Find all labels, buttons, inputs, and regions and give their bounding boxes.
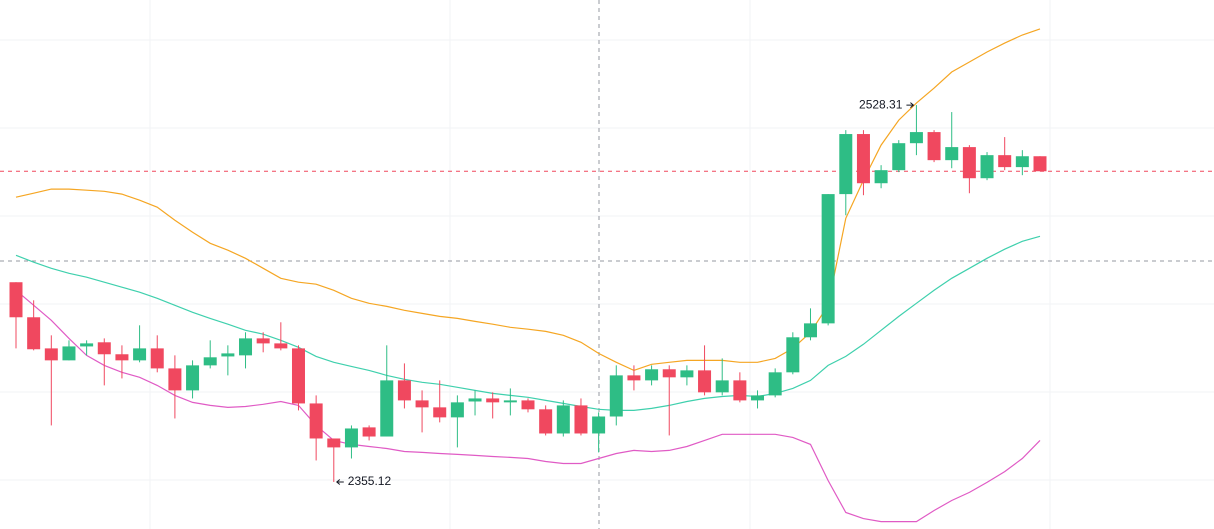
candle-body — [733, 380, 747, 401]
candle-body — [980, 155, 994, 179]
candle-body — [892, 143, 906, 171]
candle-body — [1015, 156, 1029, 168]
candle-body — [203, 357, 217, 366]
candle-body — [592, 416, 606, 434]
candle-body — [27, 317, 41, 350]
candle-body — [962, 147, 976, 179]
candle-body — [556, 405, 570, 434]
candle-body — [256, 338, 270, 344]
candle-body — [821, 194, 835, 324]
band-line — [15, 28, 1041, 372]
candle-body — [627, 375, 641, 381]
candle-body — [574, 405, 588, 434]
candle-body — [221, 353, 235, 357]
candle-body — [327, 438, 341, 448]
candle-body — [503, 400, 517, 403]
candle-body — [97, 342, 111, 355]
candle-body — [433, 407, 447, 418]
candle-body — [662, 369, 676, 378]
candle-body — [856, 134, 870, 184]
candle-body — [909, 132, 923, 144]
candle-body — [133, 348, 147, 361]
candle-body — [1033, 156, 1047, 172]
candle-body — [998, 155, 1012, 168]
candle-body — [715, 380, 729, 393]
candle-body — [80, 343, 94, 347]
candle-body — [415, 400, 429, 408]
candle-body — [362, 427, 376, 437]
candle-body — [115, 354, 129, 361]
candle-body — [150, 348, 164, 369]
candle-body — [680, 370, 694, 378]
candle-body — [44, 348, 58, 361]
candle-body — [62, 346, 76, 361]
candle-body — [186, 365, 200, 391]
candle-body — [609, 375, 623, 417]
candle-body — [874, 170, 888, 184]
candle-body — [9, 282, 23, 318]
candle-body — [786, 337, 800, 373]
candle-body — [927, 132, 941, 161]
candle-body — [450, 402, 464, 418]
candle-body — [945, 147, 959, 161]
candle-body — [803, 323, 817, 338]
candle-body — [168, 368, 182, 391]
low-label: 2355.12 — [348, 474, 392, 488]
candle-body — [380, 380, 394, 437]
high-label: 2528.31 — [859, 97, 903, 111]
candle-body — [751, 395, 765, 401]
candle-body — [539, 409, 553, 434]
candle-body — [768, 372, 782, 396]
high-arrow — [906, 102, 915, 108]
candle-body — [839, 134, 853, 195]
candle-body — [397, 380, 411, 401]
candle-body — [698, 370, 712, 393]
candle-body — [645, 369, 659, 381]
candle-body — [239, 338, 253, 356]
candle-body — [468, 398, 482, 402]
candle-body — [344, 428, 358, 448]
band-line — [15, 289, 1041, 523]
candle-body — [486, 398, 500, 403]
low-arrow — [336, 479, 344, 485]
candle-body — [521, 400, 535, 410]
candle-body — [274, 343, 288, 349]
candle-body — [291, 348, 305, 404]
candle-body — [309, 403, 323, 439]
band-line — [15, 235, 1041, 411]
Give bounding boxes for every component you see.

[WHAT THE TASK REQUIRES]:
Arrange the data above as a Markdown table with the columns "Row" and "Line." Number each nonblank line in order, and leave out the pictures.

[CORRECT RESULT]:
| Row | Line |
|---|---|
| 1 | Find all labels, buttons, inputs, and regions and give their bounding boxes. |
| 2 | candle-body — [733, 380, 747, 401] |
| 3 | candle-body — [980, 155, 994, 179] |
| 4 | candle-body — [892, 143, 906, 171] |
| 5 | candle-body — [1015, 156, 1029, 168] |
| 6 | candle-body — [203, 357, 217, 366] |
| 7 | candle-body — [592, 416, 606, 434] |
| 8 | candle-body — [27, 317, 41, 350] |
| 9 | candle-body — [962, 147, 976, 179] |
| 10 | candle-body — [556, 405, 570, 434] |
| 11 | candle-body — [256, 338, 270, 344] |
| 12 | candle-body — [821, 194, 835, 324] |
| 13 | band-line — [15, 28, 1041, 372] |
| 14 | candle-body — [627, 375, 641, 381] |
| 15 | candle-body — [574, 405, 588, 434] |
| 16 | candle-body — [221, 353, 235, 357] |
| 17 | candle-body — [327, 438, 341, 448] |
| 18 | candle-body — [503, 400, 517, 403] |
| 19 | candle-body — [97, 342, 111, 355] |
| 20 | candle-body — [433, 407, 447, 418] |
| 21 | candle-body — [662, 369, 676, 378] |
| 22 | candle-body — [856, 134, 870, 184] |
| 23 | candle-body — [909, 132, 923, 144] |
| 24 | candle-body — [133, 348, 147, 361] |
| 25 | candle-body — [1033, 156, 1047, 172] |
| 26 | candle-body — [998, 155, 1012, 168] |
| 27 | candle-body — [715, 380, 729, 393] |
| 28 | candle-body — [80, 343, 94, 347] |
| 29 | candle-body — [415, 400, 429, 408] |
| 30 | candle-body — [362, 427, 376, 437] |
| 31 | candle-body — [115, 354, 129, 361] |
| 32 | candle-body — [150, 348, 164, 369] |
| 33 | candle-body — [680, 370, 694, 378] |
| 34 | candle-body — [44, 348, 58, 361] |
| 35 | candle-body — [62, 346, 76, 361] |
| 36 | candle-body — [186, 365, 200, 391] |
| 37 | candle-body — [609, 375, 623, 417] |
| 38 | candle-body — [874, 170, 888, 184] |
| 39 | candle-body — [9, 282, 23, 318] |
| 40 | candle-body — [786, 337, 800, 373] |
| 41 | candle-body — [927, 132, 941, 161] |
| 42 | candle-body — [450, 402, 464, 418] |
| 43 | candle-body — [945, 147, 959, 161] |
| 44 | candle-body — [803, 323, 817, 338] |
| 45 | candle-body — [168, 368, 182, 391] |
| 46 | low-label: 2355.12 — [348, 474, 392, 488] |
| 47 | candle-body — [380, 380, 394, 437] |
| 48 | high-label: 2528.31 — [859, 97, 903, 111] |
| 49 | candle-body — [751, 395, 765, 401] |
| 50 | candle-body — [539, 409, 553, 434] |
| 51 | candle-body — [768, 372, 782, 396] |
| 52 | high-arrow — [906, 102, 915, 108] |
| 53 | candle-body — [839, 134, 853, 195] |
| 54 | candle-body — [397, 380, 411, 401] |
| 55 | candle-body — [698, 370, 712, 393] |
| 56 | candle-body — [645, 369, 659, 381] |
| 57 | candle-body — [239, 338, 253, 356] |
| 58 | candle-body — [468, 398, 482, 402] |
| 59 | candle-body — [344, 428, 358, 448] |
| 60 | band-line — [15, 289, 1041, 523] |
| 61 | candle-body — [486, 398, 500, 403] |
| 62 | low-arrow — [336, 479, 344, 485] |
| 63 | candle-body — [521, 400, 535, 410] |
| 64 | candle-body — [274, 343, 288, 349] |
| 65 | candle-body — [291, 348, 305, 404] |
| 66 | candle-body — [309, 403, 323, 439] |
| 67 | band-line — [15, 235, 1041, 411] |
| 68 | Give bounding boxes for every component you see. |